BEGIN DATA

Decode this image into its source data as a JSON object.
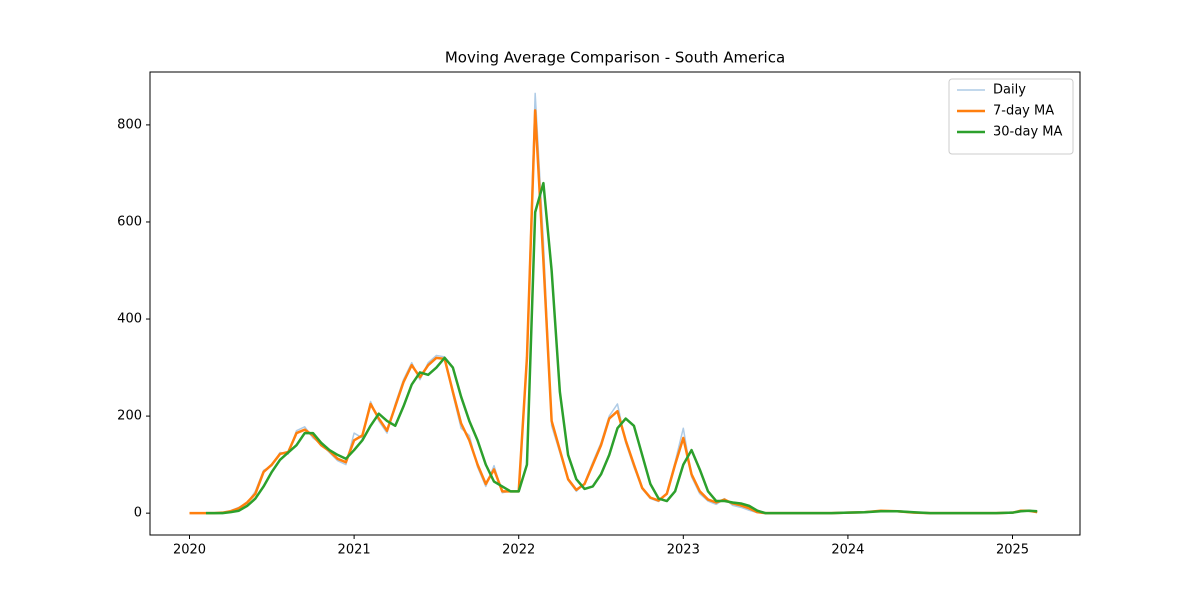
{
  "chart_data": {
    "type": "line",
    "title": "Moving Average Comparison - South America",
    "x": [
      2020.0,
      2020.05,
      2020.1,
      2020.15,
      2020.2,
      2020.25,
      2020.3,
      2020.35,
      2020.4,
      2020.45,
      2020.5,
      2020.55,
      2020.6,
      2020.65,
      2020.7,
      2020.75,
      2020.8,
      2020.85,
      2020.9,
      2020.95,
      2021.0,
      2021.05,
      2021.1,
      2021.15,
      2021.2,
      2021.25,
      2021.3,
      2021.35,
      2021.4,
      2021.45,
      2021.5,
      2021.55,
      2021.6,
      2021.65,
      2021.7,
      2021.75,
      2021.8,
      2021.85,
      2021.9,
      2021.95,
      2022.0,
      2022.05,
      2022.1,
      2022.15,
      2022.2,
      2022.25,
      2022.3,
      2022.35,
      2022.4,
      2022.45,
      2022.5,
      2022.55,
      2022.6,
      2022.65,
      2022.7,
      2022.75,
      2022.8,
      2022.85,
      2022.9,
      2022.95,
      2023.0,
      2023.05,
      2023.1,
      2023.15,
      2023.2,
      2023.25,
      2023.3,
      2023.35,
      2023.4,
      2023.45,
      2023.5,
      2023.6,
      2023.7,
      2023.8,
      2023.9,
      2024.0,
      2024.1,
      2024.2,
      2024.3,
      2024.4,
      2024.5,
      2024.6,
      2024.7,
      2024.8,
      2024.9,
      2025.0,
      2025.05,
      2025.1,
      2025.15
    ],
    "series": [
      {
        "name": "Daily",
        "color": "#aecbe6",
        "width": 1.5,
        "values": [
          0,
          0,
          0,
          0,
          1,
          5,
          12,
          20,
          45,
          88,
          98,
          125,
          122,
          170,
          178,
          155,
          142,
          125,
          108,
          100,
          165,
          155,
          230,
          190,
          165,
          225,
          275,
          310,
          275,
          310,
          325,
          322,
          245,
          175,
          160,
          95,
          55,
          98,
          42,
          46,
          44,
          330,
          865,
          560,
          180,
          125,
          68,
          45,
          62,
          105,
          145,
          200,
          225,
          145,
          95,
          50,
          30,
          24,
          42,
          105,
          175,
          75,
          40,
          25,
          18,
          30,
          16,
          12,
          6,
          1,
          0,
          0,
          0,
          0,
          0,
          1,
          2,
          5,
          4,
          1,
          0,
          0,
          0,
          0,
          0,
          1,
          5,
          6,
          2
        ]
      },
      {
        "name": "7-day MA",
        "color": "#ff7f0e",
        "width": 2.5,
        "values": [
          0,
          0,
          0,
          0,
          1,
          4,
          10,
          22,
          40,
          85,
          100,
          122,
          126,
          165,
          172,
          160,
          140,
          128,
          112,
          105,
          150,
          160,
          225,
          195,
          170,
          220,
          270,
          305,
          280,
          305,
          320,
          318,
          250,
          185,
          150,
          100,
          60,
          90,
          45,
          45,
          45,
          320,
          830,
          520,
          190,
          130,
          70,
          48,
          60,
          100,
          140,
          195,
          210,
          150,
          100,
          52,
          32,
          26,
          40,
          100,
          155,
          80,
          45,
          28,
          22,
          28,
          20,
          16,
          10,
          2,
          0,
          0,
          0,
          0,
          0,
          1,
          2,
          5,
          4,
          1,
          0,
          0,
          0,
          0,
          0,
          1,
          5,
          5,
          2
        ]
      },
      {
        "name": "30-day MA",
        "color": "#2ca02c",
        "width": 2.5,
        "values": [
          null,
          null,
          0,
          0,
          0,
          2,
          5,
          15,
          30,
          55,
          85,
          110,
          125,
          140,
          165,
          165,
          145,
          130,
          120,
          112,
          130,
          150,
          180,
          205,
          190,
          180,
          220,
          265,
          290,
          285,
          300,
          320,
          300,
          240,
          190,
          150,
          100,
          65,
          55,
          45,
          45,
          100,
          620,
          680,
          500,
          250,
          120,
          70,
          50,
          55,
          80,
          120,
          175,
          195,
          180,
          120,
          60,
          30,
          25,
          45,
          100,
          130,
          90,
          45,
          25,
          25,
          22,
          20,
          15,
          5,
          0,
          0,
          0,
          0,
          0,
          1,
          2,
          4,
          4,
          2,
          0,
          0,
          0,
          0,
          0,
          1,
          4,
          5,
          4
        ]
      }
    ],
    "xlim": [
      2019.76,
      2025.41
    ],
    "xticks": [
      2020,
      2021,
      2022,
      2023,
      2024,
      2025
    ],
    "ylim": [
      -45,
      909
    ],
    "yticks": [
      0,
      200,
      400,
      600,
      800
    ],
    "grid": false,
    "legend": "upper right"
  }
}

END DATA

■ PROBLEM STATEMENT:
Copy out every line where the word "name" occurs.

■ ANSWER FOR THIS EXERCISE:
        "name": "Daily",
        "name": "7-day MA",
        "name": "30-day MA",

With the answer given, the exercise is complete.